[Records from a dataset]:
==========
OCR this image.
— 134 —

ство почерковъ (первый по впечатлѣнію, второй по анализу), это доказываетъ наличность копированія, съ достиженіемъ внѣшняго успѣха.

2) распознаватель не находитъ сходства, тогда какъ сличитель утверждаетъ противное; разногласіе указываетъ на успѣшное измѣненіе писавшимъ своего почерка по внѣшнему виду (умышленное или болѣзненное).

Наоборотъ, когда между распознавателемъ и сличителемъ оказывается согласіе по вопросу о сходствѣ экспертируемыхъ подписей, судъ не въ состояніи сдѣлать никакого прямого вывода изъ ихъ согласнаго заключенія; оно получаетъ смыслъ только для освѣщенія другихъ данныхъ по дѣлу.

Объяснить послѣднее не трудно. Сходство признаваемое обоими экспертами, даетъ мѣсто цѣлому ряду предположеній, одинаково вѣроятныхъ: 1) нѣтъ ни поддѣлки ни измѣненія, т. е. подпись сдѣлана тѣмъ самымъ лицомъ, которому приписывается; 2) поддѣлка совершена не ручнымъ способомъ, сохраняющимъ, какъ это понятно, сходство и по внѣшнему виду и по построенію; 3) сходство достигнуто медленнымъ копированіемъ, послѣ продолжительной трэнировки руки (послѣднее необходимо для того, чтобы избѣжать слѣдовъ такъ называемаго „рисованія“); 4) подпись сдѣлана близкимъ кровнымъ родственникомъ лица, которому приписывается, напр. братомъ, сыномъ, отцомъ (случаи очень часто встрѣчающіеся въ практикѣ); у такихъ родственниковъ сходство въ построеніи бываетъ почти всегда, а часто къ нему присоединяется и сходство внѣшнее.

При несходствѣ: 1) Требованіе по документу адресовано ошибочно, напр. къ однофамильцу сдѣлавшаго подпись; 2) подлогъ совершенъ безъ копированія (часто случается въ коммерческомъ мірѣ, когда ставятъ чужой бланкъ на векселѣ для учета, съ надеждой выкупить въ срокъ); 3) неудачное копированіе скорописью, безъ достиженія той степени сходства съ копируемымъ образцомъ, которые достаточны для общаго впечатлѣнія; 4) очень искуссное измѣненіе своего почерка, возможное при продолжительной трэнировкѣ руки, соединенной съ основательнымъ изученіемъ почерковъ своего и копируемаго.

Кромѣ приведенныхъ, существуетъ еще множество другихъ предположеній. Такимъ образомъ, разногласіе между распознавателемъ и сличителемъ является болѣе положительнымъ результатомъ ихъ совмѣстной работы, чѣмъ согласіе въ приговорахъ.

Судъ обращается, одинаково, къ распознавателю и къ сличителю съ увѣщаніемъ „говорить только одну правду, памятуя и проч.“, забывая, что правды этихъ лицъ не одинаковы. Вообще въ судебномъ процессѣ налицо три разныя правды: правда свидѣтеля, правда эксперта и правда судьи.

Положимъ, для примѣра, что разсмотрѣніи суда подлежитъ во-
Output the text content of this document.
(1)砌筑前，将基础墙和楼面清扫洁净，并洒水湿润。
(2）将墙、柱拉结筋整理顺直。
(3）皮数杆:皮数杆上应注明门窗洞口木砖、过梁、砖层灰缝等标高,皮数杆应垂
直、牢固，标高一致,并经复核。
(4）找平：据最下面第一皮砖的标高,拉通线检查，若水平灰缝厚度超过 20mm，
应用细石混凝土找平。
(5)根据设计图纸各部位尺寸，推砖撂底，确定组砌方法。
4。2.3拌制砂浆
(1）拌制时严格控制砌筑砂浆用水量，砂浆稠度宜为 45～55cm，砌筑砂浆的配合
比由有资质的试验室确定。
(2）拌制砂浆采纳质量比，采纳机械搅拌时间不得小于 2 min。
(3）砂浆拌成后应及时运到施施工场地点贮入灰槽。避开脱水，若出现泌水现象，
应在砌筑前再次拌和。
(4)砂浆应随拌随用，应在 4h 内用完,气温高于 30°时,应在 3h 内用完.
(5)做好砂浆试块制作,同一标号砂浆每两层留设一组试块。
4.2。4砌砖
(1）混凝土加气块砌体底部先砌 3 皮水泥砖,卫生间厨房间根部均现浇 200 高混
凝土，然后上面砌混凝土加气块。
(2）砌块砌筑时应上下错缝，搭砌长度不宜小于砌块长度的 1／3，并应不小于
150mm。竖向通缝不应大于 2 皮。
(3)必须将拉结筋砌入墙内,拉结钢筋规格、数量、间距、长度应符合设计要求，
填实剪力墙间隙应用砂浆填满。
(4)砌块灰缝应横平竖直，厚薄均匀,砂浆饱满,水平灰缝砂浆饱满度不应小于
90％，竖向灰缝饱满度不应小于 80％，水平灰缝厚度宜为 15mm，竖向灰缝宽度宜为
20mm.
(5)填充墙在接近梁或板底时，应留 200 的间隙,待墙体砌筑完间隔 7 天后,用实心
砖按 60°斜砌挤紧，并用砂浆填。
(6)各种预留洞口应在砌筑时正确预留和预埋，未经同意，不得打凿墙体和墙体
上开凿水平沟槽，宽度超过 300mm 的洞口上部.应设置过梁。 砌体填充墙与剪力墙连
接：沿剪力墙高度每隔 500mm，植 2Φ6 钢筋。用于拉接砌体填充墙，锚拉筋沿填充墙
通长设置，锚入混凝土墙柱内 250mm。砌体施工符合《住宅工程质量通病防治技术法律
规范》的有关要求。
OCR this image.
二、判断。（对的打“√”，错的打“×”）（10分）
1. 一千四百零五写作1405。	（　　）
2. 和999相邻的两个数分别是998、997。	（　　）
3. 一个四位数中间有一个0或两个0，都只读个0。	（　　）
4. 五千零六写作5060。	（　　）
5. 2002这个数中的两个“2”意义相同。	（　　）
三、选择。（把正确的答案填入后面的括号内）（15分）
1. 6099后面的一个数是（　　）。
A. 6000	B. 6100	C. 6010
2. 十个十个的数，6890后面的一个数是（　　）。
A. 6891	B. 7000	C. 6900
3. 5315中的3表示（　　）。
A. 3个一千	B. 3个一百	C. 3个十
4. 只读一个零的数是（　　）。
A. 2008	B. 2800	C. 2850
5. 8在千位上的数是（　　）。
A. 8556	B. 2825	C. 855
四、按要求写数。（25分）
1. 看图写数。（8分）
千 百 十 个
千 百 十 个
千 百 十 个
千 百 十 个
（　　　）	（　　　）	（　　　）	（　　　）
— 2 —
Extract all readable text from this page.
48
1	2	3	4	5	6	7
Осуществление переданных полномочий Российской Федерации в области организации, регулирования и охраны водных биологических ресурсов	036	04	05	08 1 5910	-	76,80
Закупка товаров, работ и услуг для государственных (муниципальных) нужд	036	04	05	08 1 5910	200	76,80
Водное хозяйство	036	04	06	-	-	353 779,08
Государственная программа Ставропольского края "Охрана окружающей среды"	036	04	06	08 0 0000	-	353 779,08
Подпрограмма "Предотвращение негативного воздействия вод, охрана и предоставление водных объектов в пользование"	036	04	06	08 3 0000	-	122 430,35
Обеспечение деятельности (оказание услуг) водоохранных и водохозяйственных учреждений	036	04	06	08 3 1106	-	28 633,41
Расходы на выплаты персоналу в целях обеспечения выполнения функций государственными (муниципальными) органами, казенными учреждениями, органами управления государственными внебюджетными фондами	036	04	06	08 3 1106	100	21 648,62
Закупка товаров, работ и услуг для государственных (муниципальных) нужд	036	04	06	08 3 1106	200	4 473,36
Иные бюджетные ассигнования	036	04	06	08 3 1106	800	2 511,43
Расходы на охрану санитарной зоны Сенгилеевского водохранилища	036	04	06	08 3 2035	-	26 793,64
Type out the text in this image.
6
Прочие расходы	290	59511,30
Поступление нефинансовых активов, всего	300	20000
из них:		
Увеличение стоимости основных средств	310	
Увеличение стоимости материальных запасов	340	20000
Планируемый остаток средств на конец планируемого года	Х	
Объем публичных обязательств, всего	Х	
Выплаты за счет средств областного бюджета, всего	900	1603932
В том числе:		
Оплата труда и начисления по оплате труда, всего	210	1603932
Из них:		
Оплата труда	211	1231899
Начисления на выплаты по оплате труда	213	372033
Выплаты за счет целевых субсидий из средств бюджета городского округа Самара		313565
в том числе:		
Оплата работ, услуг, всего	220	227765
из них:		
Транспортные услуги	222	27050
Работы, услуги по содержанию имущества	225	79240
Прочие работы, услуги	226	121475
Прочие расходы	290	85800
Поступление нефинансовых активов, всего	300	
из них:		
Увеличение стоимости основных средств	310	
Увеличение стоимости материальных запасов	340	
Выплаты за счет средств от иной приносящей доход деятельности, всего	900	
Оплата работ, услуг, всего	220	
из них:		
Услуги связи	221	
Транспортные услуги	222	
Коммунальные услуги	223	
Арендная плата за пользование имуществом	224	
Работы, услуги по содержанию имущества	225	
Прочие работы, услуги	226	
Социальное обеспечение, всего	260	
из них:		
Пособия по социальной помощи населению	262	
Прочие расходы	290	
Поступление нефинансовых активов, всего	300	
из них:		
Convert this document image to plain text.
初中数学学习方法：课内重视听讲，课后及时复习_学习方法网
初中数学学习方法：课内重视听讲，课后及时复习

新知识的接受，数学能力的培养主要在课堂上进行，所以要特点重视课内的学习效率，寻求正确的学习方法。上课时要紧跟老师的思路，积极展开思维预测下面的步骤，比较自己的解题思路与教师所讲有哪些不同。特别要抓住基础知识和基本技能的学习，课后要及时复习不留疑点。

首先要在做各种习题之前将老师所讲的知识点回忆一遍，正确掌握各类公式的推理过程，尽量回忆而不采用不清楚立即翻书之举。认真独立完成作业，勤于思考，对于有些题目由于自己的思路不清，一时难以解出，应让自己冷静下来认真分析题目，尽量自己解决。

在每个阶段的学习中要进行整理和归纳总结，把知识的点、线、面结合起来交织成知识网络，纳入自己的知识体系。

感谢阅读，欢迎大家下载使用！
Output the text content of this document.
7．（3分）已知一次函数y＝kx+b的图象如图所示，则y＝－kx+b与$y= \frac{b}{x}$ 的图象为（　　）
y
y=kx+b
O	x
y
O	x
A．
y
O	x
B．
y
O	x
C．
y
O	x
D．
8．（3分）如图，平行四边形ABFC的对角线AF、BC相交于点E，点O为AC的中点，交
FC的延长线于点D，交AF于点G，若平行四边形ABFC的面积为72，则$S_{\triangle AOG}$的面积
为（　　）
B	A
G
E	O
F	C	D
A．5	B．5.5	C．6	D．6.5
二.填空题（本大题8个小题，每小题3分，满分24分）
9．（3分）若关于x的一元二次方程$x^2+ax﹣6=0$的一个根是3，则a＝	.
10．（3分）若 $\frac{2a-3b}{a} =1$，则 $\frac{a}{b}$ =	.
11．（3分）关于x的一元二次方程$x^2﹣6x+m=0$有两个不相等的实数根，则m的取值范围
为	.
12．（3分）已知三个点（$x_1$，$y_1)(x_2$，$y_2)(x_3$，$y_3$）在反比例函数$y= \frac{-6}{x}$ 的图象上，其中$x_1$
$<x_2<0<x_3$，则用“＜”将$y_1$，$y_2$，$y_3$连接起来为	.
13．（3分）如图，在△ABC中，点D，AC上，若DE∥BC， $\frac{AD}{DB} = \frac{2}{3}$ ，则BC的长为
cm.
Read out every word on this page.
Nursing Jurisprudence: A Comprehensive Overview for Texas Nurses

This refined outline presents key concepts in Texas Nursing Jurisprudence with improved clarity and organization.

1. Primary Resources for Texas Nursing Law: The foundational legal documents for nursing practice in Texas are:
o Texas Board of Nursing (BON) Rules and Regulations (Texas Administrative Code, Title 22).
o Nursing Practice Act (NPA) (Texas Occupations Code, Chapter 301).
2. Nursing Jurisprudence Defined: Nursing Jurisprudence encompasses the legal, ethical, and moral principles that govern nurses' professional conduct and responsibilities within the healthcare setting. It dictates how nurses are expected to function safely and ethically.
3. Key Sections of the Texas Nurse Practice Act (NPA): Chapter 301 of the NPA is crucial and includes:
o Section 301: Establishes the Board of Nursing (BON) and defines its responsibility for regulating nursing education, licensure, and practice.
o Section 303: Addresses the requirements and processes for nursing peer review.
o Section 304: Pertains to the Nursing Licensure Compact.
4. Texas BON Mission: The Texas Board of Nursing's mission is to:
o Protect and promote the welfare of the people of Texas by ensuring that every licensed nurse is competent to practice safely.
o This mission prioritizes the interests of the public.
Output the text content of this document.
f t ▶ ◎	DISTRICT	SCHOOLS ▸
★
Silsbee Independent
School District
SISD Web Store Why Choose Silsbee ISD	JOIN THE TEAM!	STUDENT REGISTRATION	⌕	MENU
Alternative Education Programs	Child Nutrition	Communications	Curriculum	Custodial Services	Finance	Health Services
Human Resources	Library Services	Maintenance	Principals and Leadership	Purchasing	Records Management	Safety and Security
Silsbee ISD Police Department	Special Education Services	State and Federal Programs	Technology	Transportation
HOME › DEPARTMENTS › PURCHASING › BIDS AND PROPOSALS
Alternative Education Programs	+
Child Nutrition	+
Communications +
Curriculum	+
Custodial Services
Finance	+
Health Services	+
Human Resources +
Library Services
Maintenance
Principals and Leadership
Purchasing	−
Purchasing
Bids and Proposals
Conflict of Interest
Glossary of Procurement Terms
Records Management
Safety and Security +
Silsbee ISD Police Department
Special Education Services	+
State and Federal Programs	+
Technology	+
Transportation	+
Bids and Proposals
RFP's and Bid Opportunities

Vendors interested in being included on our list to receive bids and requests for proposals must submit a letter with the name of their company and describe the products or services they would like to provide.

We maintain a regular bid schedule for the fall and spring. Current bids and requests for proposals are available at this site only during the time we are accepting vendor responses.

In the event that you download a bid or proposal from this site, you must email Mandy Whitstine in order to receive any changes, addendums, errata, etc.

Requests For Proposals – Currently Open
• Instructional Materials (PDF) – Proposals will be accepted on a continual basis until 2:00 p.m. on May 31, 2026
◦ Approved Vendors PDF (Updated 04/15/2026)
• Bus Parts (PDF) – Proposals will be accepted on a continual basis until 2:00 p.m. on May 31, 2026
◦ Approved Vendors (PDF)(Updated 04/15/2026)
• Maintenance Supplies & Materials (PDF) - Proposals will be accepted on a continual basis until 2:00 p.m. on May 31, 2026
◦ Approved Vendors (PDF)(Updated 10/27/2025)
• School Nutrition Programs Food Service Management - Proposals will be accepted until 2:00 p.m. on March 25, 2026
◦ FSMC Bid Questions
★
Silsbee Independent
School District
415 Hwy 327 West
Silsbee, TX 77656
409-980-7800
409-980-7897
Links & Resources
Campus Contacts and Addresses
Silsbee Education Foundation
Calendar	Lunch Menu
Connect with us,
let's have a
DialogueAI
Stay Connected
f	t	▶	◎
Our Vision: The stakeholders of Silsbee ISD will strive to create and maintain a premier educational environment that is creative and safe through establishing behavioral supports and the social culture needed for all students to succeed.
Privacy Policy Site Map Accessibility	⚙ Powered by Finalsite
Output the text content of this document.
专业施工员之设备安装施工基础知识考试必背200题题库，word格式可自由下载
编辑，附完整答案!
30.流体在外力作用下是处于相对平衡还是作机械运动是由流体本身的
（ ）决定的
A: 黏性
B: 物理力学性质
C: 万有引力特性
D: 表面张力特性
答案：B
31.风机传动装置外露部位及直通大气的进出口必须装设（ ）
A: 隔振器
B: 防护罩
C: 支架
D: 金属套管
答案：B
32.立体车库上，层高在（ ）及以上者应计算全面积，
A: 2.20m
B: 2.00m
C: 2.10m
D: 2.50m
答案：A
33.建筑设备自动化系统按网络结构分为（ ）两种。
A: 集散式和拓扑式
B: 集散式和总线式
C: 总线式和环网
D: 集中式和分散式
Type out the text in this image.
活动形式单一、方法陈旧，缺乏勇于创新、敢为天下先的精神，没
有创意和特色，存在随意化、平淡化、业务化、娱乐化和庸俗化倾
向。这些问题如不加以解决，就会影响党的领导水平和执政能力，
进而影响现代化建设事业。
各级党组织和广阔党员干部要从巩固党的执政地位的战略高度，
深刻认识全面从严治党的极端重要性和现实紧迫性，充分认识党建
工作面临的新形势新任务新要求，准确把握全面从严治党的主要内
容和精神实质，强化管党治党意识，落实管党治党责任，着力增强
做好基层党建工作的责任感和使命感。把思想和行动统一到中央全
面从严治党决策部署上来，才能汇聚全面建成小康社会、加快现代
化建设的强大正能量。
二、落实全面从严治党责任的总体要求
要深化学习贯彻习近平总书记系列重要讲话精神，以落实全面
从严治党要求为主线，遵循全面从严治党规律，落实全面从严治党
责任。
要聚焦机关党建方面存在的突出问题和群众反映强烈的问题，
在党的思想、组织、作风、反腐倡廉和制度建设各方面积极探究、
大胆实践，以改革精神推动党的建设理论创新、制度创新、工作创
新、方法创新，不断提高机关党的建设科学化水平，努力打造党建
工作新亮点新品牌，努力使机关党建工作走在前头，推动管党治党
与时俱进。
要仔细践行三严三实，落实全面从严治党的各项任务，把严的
==========
[Problem to solve]:
Give only the count of lines in which the string "содержанию" appears.

[Task output]:
2